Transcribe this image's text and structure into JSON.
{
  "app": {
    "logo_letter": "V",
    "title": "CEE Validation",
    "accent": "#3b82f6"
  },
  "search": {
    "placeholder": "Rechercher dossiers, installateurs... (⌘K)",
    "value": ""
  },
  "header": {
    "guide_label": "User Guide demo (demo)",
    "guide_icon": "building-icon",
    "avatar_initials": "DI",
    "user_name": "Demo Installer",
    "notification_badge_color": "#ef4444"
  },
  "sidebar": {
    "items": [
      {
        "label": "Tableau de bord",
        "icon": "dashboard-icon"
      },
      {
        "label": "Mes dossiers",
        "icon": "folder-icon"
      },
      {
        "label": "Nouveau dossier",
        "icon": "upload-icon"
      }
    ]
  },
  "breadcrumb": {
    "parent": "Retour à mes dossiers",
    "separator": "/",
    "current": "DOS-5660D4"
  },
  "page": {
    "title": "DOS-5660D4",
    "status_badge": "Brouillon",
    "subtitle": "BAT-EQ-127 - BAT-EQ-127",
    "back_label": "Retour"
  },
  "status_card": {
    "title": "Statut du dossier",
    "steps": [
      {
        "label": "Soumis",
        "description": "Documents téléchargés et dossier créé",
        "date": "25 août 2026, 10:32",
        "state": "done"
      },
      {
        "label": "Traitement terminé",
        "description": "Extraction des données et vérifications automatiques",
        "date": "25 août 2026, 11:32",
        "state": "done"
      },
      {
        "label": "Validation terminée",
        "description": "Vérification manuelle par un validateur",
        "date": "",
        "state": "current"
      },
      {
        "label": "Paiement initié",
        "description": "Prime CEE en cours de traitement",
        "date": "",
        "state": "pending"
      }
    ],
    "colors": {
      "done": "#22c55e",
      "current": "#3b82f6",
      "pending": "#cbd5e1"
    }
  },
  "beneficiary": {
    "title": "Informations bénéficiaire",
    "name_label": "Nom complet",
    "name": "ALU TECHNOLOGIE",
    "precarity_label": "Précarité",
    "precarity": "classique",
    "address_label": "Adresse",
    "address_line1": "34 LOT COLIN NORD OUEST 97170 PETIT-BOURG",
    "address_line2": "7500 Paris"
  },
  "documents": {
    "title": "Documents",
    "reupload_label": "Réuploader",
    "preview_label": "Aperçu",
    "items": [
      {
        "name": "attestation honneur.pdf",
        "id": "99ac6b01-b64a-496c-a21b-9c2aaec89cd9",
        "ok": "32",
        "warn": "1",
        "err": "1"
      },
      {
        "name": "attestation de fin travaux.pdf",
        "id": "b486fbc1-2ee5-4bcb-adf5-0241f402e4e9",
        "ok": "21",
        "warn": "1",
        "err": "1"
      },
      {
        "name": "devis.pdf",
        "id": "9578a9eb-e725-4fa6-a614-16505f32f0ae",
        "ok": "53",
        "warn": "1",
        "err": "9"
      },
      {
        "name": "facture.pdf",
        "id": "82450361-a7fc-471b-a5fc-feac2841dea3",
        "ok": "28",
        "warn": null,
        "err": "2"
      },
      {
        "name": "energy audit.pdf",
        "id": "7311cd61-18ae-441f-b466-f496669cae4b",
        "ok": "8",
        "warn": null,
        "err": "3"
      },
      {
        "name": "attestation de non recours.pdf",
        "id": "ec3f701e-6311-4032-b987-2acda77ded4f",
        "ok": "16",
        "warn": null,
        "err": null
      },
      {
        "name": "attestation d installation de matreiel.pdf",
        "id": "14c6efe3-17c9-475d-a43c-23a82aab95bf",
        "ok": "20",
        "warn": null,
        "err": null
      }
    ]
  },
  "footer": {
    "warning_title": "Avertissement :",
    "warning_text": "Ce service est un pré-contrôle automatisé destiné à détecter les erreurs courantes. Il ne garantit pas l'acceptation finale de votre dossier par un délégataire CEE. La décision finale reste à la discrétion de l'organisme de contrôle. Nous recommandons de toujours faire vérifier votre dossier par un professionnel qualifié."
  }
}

========

■ What the exercise asks
Pull every line containing "state" from the data.

■ Written response
        "state": "done"
        "state": "done"
        "state": "current"
        "state": "pending"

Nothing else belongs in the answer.